(Records from a collection of figures)
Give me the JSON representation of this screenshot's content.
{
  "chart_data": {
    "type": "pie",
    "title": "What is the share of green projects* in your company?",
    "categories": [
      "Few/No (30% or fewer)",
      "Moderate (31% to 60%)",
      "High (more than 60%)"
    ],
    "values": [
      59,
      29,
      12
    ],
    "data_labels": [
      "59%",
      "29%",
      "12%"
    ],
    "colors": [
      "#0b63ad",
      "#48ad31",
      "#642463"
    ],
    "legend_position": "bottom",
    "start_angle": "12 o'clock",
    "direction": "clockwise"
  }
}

* [Task]: Give the data again, exactly as it stands.

* [The response]:
Give me the JSON representation of this screenshot's content.
{
  "chart_data": {
    "type": "pie",
    "title": "What is the share of green projects* in your company?",
    "categories": [
      "Few/No (30% or fewer)",
      "Moderate (31% to 60%)",
      "High (more than 60%)"
    ],
    "values": [
      59,
      29,
      12
    ],
    "data_labels": [
      "59%",
      "29%",
      "12%"
    ],
    "colors": [
      "#0b63ad",
      "#48ad31",
      "#642463"
    ],
    "legend_position": "bottom",
    "start_angle": "12 o'clock",
    "direction": "clockwise"
  }
}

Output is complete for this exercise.